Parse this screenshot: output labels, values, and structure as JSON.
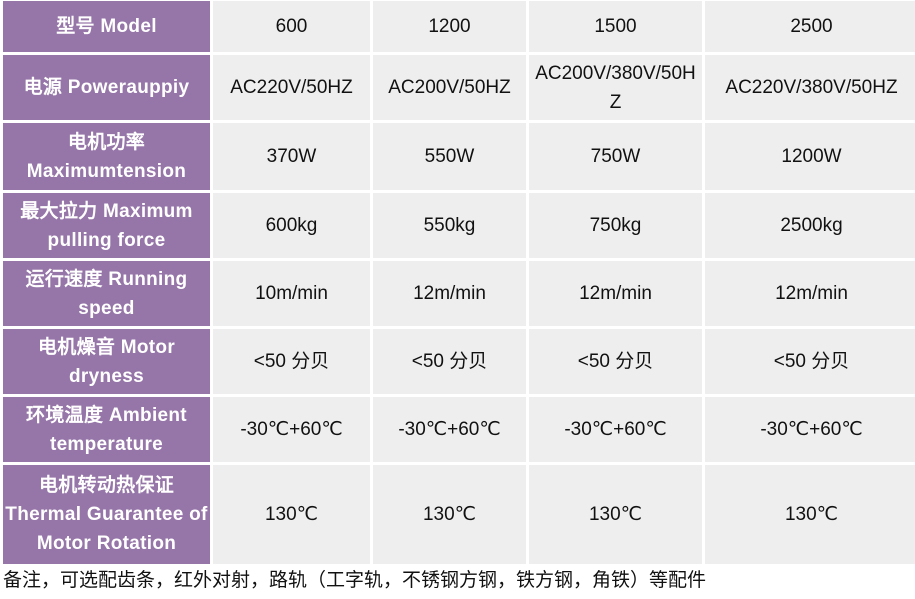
{
  "table": {
    "header_color": "#9675a8",
    "cell_color": "#eeeeee",
    "rows": [
      {
        "label": "型号 Model",
        "values": [
          "600",
          "1200",
          "1500",
          "2500"
        ]
      },
      {
        "label": "电源 Powerauppiy",
        "values": [
          "AC220V/50HZ",
          "AC200V/50HZ",
          "AC200V/380V/50HZ",
          "AC220V/380V/50HZ"
        ]
      },
      {
        "label": "电机功率 Maximumtension",
        "values": [
          "370W",
          "550W",
          "750W",
          "1200W"
        ]
      },
      {
        "label": "最大拉力 Maximum pulling force",
        "values": [
          "600kg",
          "550kg",
          "750kg",
          "2500kg"
        ]
      },
      {
        "label": "运行速度 Running speed",
        "values": [
          "10m/min",
          "12m/min",
          "12m/min",
          "12m/min"
        ]
      },
      {
        "label": "电机燥音 Motor dryness",
        "values": [
          "<50 分贝",
          "<50 分贝",
          "<50 分贝",
          "<50 分贝"
        ]
      },
      {
        "label": "环境温度 Ambient temperature",
        "values": [
          "-30℃+60℃",
          "-30℃+60℃",
          "-30℃+60℃",
          "-30℃+60℃"
        ]
      },
      {
        "label": "电机转动热保证 Thermal Guarantee of Motor Rotation",
        "values": [
          "130℃",
          "130℃",
          "130℃",
          "130℃"
        ]
      }
    ]
  },
  "note": "备注，可选配齿条，红外对射，路轨（工字轨，不锈钢方钢，铁方钢，角铁）等配件"
}
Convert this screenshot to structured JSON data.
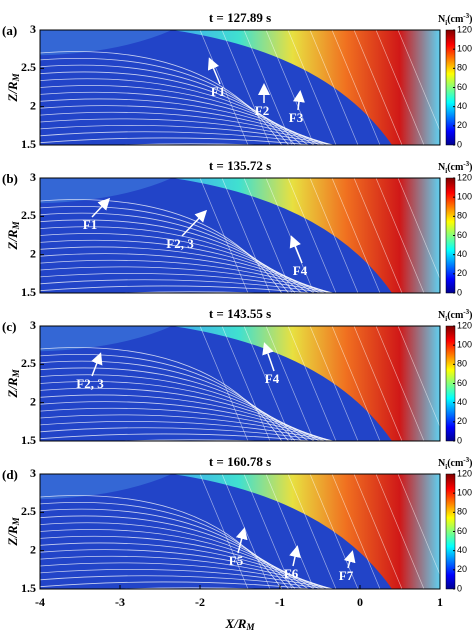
{
  "chart_data": [
    {
      "type": "heatmap",
      "panel": "(a)",
      "title": "t = 127.89 s",
      "ylabel": {
        "base": "Z/R",
        "sub": "M"
      },
      "ylim": [
        1.5,
        3
      ],
      "yticks": [
        1.5,
        2,
        2.5,
        3
      ],
      "xlim": [
        -4,
        1
      ],
      "colorbar": {
        "label": {
          "base": "N",
          "sub": "i",
          "unit": "(cm",
          "sup": "-3",
          "close": ")"
        },
        "clim": [
          0,
          120
        ],
        "ticks": [
          0,
          20,
          40,
          60,
          80,
          100,
          120
        ]
      },
      "annotations": [
        "F1",
        "F2",
        "F3"
      ]
    },
    {
      "type": "heatmap",
      "panel": "(b)",
      "title": "t = 135.72 s",
      "ylabel": {
        "base": "Z/R",
        "sub": "M"
      },
      "ylim": [
        1.5,
        3
      ],
      "yticks": [
        1.5,
        2,
        2.5,
        3
      ],
      "xlim": [
        -4,
        1
      ],
      "colorbar": {
        "label": {
          "base": "N",
          "sub": "i",
          "unit": "(cm",
          "sup": "-3",
          "close": ")"
        },
        "clim": [
          0,
          120
        ],
        "ticks": [
          0,
          20,
          40,
          60,
          80,
          100,
          120
        ]
      },
      "annotations": [
        "F1",
        "F2, 3",
        "F4"
      ]
    },
    {
      "type": "heatmap",
      "panel": "(c)",
      "title": "t = 143.55 s",
      "ylabel": {
        "base": "Z/R",
        "sub": "M"
      },
      "ylim": [
        1.5,
        3
      ],
      "yticks": [
        1.5,
        2,
        2.5,
        3
      ],
      "xlim": [
        -4,
        1
      ],
      "colorbar": {
        "label": {
          "base": "N",
          "sub": "i",
          "unit": "(cm",
          "sup": "-3",
          "close": ")"
        },
        "clim": [
          0,
          120
        ],
        "ticks": [
          0,
          20,
          40,
          60,
          80,
          100,
          120
        ]
      },
      "annotations": [
        "F2, 3",
        "F4"
      ]
    },
    {
      "type": "heatmap",
      "panel": "(d)",
      "title": "t = 160.78 s",
      "ylabel": {
        "base": "Z/R",
        "sub": "M"
      },
      "ylim": [
        1.5,
        3
      ],
      "yticks": [
        1.5,
        2,
        2.5,
        3
      ],
      "xlim": [
        -4,
        1
      ],
      "xticks": [
        -4,
        -3,
        -2,
        -1,
        0,
        1
      ],
      "xlabel": {
        "base": "X/R",
        "sub": "M"
      },
      "colorbar": {
        "label": {
          "base": "N",
          "sub": "i",
          "unit": "(cm",
          "sup": "-3",
          "close": ")"
        },
        "clim": [
          0,
          120
        ],
        "ticks": [
          0,
          20,
          40,
          60,
          80,
          100,
          120
        ]
      },
      "annotations": [
        "F5",
        "F6",
        "F7"
      ]
    }
  ]
}
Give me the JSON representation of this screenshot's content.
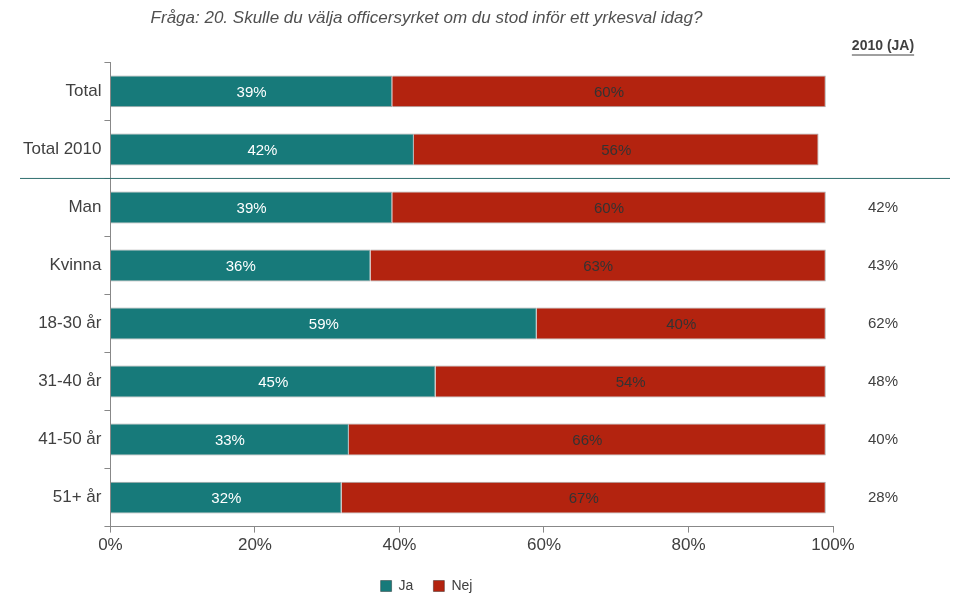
{
  "chart_data": {
    "type": "bar",
    "title": "Fråga: 20. Skulle du välja officersyrket om du stod inför ett yrkesval idag?",
    "orientation": "horizontal",
    "stacked": true,
    "data_labels": true,
    "grid": false,
    "legend": "bottom",
    "categories": [
      "Total",
      "Total 2010",
      "Man",
      "Kvinna",
      "18-30 år",
      "31-40 år",
      "41-50 år",
      "51+ år"
    ],
    "series": [
      {
        "name": "Ja",
        "color": "#177a7a",
        "values": [
          39,
          42,
          39,
          36,
          59,
          45,
          33,
          32
        ],
        "value_labels": [
          "39%",
          "42%",
          "39%",
          "36%",
          "59%",
          "45%",
          "33%",
          "32%"
        ]
      },
      {
        "name": "Nej",
        "color": "#b3230f",
        "values": [
          60,
          56,
          60,
          63,
          40,
          54,
          66,
          67
        ],
        "value_labels": [
          "60%",
          "56%",
          "60%",
          "63%",
          "40%",
          "54%",
          "66%",
          "67%"
        ]
      }
    ],
    "xlim": [
      0,
      100
    ],
    "xticks": [
      {
        "value": 0,
        "label": "0%"
      },
      {
        "value": 20,
        "label": "20%"
      },
      {
        "value": 40,
        "label": "40%"
      },
      {
        "value": 60,
        "label": "60%"
      },
      {
        "value": 80,
        "label": "80%"
      },
      {
        "value": 100,
        "label": "100%"
      }
    ],
    "annotations": {
      "header": "2010 (JA)",
      "values": [
        null,
        null,
        42,
        43,
        62,
        48,
        40,
        28
      ],
      "value_labels": [
        null,
        null,
        "42%",
        "43%",
        "62%",
        "48%",
        "40%",
        "28%"
      ]
    }
  }
}
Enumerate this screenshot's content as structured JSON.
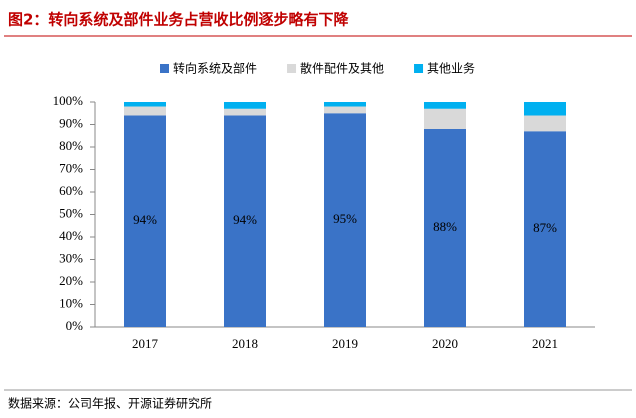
{
  "chart_data": {
    "type": "stacked_bar",
    "title": "图2：转向系统及部件业务占营收比例逐步略有下降",
    "source": "数据来源：公司年报、开源证券研究所",
    "categories": [
      "2017",
      "2018",
      "2019",
      "2020",
      "2021"
    ],
    "series": [
      {
        "name": "转向系统及部件",
        "color": "#3a73c7",
        "values": [
          94,
          94,
          95,
          88,
          87
        ],
        "value_labels": [
          "94%",
          "94%",
          "95%",
          "88%",
          "87%"
        ]
      },
      {
        "name": "散件配件及其他",
        "color": "#d9d9d9",
        "values": [
          4,
          3,
          3,
          9,
          7
        ]
      },
      {
        "name": "其他业务",
        "color": "#00b0f0",
        "values": [
          2,
          3,
          2,
          3,
          6
        ]
      }
    ],
    "ylim": [
      0,
      100
    ],
    "yticks": [
      {
        "value": 0,
        "label": "0%"
      },
      {
        "value": 10,
        "label": "10%"
      },
      {
        "value": 20,
        "label": "20%"
      },
      {
        "value": 30,
        "label": "30%"
      },
      {
        "value": 40,
        "label": "40%"
      },
      {
        "value": 50,
        "label": "50%"
      },
      {
        "value": 60,
        "label": "60%"
      },
      {
        "value": 70,
        "label": "70%"
      },
      {
        "value": 80,
        "label": "80%"
      },
      {
        "value": 90,
        "label": "90%"
      },
      {
        "value": 100,
        "label": "100%"
      }
    ],
    "grid": false
  }
}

────────

WHAT YOU NEED TO DO -> Search the material above for "title". Pull out each line where it shows up.

EXERCISE OUTPUT ->
      "title": "t = 127.89 s",
      "title": "t = 135.72 s",
      "title": "t = 143.55 s",
      "title": "t = 160.78 s",
    "title": "Fråga: 20. Skulle du välja officersyrket om du stod inför ett yrkesval idag?",
    "title": "图2：转向系统及部件业务占营收比例逐步略有下降",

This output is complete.